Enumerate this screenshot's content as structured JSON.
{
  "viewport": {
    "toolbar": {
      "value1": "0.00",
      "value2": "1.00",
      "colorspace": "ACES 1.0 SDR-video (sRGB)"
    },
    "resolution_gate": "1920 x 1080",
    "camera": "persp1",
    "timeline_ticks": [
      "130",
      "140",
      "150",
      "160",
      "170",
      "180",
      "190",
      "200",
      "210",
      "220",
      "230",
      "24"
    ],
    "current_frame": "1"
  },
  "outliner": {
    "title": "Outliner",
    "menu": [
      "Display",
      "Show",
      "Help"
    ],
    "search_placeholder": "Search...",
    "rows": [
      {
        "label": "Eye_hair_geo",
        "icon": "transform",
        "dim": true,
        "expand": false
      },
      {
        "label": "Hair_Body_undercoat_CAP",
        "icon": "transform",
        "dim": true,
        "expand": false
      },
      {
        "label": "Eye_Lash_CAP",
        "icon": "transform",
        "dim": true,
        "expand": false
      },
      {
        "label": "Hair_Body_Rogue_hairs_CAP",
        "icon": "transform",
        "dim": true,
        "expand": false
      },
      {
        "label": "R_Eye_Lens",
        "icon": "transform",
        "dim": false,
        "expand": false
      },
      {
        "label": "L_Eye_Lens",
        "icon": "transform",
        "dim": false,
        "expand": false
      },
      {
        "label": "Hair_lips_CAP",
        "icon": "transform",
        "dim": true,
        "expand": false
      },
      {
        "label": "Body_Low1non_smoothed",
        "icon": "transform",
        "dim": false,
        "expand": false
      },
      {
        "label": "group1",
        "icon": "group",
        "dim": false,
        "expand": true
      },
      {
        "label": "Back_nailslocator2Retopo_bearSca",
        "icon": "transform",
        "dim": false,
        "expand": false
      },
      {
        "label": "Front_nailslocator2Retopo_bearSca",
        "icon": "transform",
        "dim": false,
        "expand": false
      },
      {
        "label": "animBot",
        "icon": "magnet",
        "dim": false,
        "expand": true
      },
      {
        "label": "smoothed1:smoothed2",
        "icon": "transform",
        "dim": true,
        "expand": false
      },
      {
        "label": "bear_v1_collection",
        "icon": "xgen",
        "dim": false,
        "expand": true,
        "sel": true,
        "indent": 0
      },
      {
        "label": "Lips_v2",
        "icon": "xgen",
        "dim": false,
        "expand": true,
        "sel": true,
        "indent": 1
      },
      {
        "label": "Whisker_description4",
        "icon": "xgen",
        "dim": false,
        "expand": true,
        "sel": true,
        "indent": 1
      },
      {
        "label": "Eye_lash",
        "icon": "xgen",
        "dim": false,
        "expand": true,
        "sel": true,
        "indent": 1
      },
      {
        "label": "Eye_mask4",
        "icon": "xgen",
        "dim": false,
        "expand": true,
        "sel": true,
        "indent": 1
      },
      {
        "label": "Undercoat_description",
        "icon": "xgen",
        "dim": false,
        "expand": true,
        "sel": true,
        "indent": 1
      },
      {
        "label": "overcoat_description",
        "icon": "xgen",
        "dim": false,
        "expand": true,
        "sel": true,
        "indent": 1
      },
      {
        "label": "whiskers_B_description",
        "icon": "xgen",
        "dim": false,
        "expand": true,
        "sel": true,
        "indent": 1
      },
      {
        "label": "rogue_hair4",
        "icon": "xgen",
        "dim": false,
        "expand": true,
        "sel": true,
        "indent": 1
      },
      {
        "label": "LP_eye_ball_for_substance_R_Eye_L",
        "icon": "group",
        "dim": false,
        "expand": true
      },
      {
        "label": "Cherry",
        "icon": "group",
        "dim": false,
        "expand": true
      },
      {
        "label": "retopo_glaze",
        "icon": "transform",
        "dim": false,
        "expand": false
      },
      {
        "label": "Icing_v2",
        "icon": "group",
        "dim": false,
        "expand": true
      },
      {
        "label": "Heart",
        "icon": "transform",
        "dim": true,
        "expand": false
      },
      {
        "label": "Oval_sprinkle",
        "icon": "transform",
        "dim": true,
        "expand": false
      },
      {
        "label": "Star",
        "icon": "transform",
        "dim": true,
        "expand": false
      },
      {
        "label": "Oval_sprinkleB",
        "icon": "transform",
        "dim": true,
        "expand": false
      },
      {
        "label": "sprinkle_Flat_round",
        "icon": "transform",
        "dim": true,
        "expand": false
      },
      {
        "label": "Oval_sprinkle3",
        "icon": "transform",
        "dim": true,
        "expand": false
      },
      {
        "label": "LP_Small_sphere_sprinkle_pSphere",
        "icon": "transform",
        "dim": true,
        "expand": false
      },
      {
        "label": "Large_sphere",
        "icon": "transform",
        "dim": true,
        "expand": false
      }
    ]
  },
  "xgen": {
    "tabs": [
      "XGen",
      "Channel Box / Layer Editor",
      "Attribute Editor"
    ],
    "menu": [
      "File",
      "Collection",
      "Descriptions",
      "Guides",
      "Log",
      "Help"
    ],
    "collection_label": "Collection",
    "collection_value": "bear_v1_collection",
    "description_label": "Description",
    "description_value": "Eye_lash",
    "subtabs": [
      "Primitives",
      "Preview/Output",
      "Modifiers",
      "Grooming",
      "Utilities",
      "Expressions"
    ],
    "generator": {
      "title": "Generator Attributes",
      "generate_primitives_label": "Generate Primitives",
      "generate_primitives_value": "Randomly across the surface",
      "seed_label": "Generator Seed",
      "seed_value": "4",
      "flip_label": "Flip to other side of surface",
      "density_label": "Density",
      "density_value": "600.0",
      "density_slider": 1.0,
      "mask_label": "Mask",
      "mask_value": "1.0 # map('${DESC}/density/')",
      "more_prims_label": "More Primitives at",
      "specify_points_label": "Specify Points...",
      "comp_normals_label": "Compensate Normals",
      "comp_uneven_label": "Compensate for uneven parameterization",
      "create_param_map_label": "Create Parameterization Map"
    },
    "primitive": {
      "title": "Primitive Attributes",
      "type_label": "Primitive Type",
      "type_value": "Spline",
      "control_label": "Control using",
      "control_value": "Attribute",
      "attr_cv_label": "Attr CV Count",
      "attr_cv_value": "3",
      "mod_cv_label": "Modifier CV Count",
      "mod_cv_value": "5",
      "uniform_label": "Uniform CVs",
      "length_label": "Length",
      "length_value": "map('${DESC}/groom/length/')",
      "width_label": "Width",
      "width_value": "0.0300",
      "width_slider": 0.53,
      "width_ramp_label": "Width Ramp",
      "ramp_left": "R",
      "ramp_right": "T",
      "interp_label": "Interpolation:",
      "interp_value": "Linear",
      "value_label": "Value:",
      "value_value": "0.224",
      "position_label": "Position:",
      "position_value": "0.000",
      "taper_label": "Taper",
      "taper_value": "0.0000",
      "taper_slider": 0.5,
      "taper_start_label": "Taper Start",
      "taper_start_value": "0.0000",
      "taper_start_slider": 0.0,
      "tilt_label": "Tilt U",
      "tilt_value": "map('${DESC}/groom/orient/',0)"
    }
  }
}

## Exercise
Please quote the records above exactly, without skipping a line.

## Written response
Enumerate this screenshot's content as structured JSON.
{
  "viewport": {
    "toolbar": {
      "value1": "0.00",
      "value2": "1.00",
      "colorspace": "ACES 1.0 SDR-video (sRGB)"
    },
    "resolution_gate": "1920 x 1080",
    "camera": "persp1",
    "timeline_ticks": [
      "130",
      "140",
      "150",
      "160",
      "170",
      "180",
      "190",
      "200",
      "210",
      "220",
      "230",
      "24"
    ],
    "current_frame": "1"
  },
  "outliner": {
    "title": "Outliner",
    "menu": [
      "Display",
      "Show",
      "Help"
    ],
    "search_placeholder": "Search...",
    "rows": [
      {
        "label": "Eye_hair_geo",
        "icon": "transform",
        "dim": true,
        "expand": false
      },
      {
        "label": "Hair_Body_undercoat_CAP",
        "icon": "transform",
        "dim": true,
        "expand": false
      },
      {
        "label": "Eye_Lash_CAP",
        "icon": "transform",
        "dim": true,
        "expand": false
      },
      {
        "label": "Hair_Body_Rogue_hairs_CAP",
        "icon": "transform",
        "dim": true,
        "expand": false
      },
      {
        "label": "R_Eye_Lens",
        "icon": "transform",
        "dim": false,
        "expand": false
      },
      {
        "label": "L_Eye_Lens",
        "icon": "transform",
        "dim": false,
        "expand": false
      },
      {
        "label": "Hair_lips_CAP",
        "icon": "transform",
        "dim": true,
        "expand": false
      },
      {
        "label": "Body_Low1non_smoothed",
        "icon": "transform",
        "dim": false,
        "expand": false
      },
      {
        "label": "group1",
        "icon": "group",
        "dim": false,
        "expand": true
      },
      {
        "label": "Back_nailslocator2Retopo_bearSca",
        "icon": "transform",
        "dim": false,
        "expand": false
      },
      {
        "label": "Front_nailslocator2Retopo_bearSca",
        "icon": "transform",
        "dim": false,
        "expand": false
      },
      {
        "label": "animBot",
        "icon": "magnet",
        "dim": false,
        "expand": true
      },
      {
        "label": "smoothed1:smoothed2",
        "icon": "transform",
        "dim": true,
        "expand": false
      },
      {
        "label": "bear_v1_collection",
        "icon": "xgen",
        "dim": false,
        "expand": true,
        "sel": true,
        "indent": 0
      },
      {
        "label": "Lips_v2",
        "icon": "xgen",
        "dim": false,
        "expand": true,
        "sel": true,
        "indent": 1
      },
      {
        "label": "Whisker_description4",
        "icon": "xgen",
        "dim": false,
        "expand": true,
        "sel": true,
        "indent": 1
      },
      {
        "label": "Eye_lash",
        "icon": "xgen",
        "dim": false,
        "expand": true,
        "sel": true,
        "indent": 1
      },
      {
        "label": "Eye_mask4",
        "icon": "xgen",
        "dim": false,
        "expand": true,
        "sel": true,
        "indent": 1
      },
      {
        "label": "Undercoat_description",
        "icon": "xgen",
        "dim": false,
        "expand": true,
        "sel": true,
        "indent": 1
      },
      {
        "label": "overcoat_description",
        "icon": "xgen",
        "dim": false,
        "expand": true,
        "sel": true,
        "indent": 1
      },
      {
        "label": "whiskers_B_description",
        "icon": "xgen",
        "dim": false,
        "expand": true,
        "sel": true,
        "indent": 1
      },
      {
        "label": "rogue_hair4",
        "icon": "xgen",
        "dim": false,
        "expand": true,
        "sel": true,
        "indent": 1
      },
      {
        "label": "LP_eye_ball_for_substance_R_Eye_L",
        "icon": "group",
        "dim": false,
        "expand": true
      },
      {
        "label": "Cherry",
        "icon": "group",
        "dim": false,
        "expand": true
      },
      {
        "label": "retopo_glaze",
        "icon": "transform",
        "dim": false,
        "expand": false
      },
      {
        "label": "Icing_v2",
        "icon": "group",
        "dim": false,
        "expand": true
      },
      {
        "label": "Heart",
        "icon": "transform",
        "dim": true,
        "expand": false
      },
      {
        "label": "Oval_sprinkle",
        "icon": "transform",
        "dim": true,
        "expand": false
      },
      {
        "label": "Star",
        "icon": "transform",
        "dim": true,
        "expand": false
      },
      {
        "label": "Oval_sprinkleB",
        "icon": "transform",
        "dim": true,
        "expand": false
      },
      {
        "label": "sprinkle_Flat_round",
        "icon": "transform",
        "dim": true,
        "expand": false
      },
      {
        "label": "Oval_sprinkle3",
        "icon": "transform",
        "dim": true,
        "expand": false
      },
      {
        "label": "LP_Small_sphere_sprinkle_pSphere",
        "icon": "transform",
        "dim": true,
        "expand": false
      },
      {
        "label": "Large_sphere",
        "icon": "transform",
        "dim": true,
        "expand": false
      }
    ]
  },
  "xgen": {
    "tabs": [
      "XGen",
      "Channel Box / Layer Editor",
      "Attribute Editor"
    ],
    "menu": [
      "File",
      "Collection",
      "Descriptions",
      "Guides",
      "Log",
      "Help"
    ],
    "collection_label": "Collection",
    "collection_value": "bear_v1_collection",
    "description_label": "Description",
    "description_value": "Eye_lash",
    "subtabs": [
      "Primitives",
      "Preview/Output",
      "Modifiers",
      "Grooming",
      "Utilities",
      "Expressions"
    ],
    "generator": {
      "title": "Generator Attributes",
      "generate_primitives_label": "Generate Primitives",
      "generate_primitives_value": "Randomly across the surface",
      "seed_label": "Generator Seed",
      "seed_value": "4",
      "flip_label": "Flip to other side of surface",
      "density_label": "Density",
      "density_value": "600.0",
      "density_slider": 1.0,
      "mask_label": "Mask",
      "mask_value": "1.0 # map('${DESC}/density/')",
      "more_prims_label": "More Primitives at",
      "specify_points_label": "Specify Points...",
      "comp_normals_label": "Compensate Normals",
      "comp_uneven_label": "Compensate for uneven parameterization",
      "create_param_map_label": "Create Parameterization Map"
    },
    "primitive": {
      "title": "Primitive Attributes",
      "type_label": "Primitive Type",
      "type_value": "Spline",
      "control_label": "Control using",
      "control_value": "Attribute",
      "attr_cv_label": "Attr CV Count",
      "attr_cv_value": "3",
      "mod_cv_label": "Modifier CV Count",
      "mod_cv_value": "5",
      "uniform_label": "Uniform CVs",
      "length_label": "Length",
      "length_value": "map('${DESC}/groom/length/')",
      "width_label": "Width",
      "width_value": "0.0300",
      "width_slider": 0.53,
      "width_ramp_label": "Width Ramp",
      "ramp_left": "R",
      "ramp_right": "T",
      "interp_label": "Interpolation:",
      "interp_value": "Linear",
      "value_label": "Value:",
      "value_value": "0.224",
      "position_label": "Position:",
      "position_value": "0.000",
      "taper_label": "Taper",
      "taper_value": "0.0000",
      "taper_slider": 0.5,
      "taper_start_label": "Taper Start",
      "taper_start_value": "0.0000",
      "taper_start_slider": 0.0,
      "tilt_label": "Tilt U",
      "tilt_value": "map('${DESC}/groom/orient/',0)"
    }
  }
}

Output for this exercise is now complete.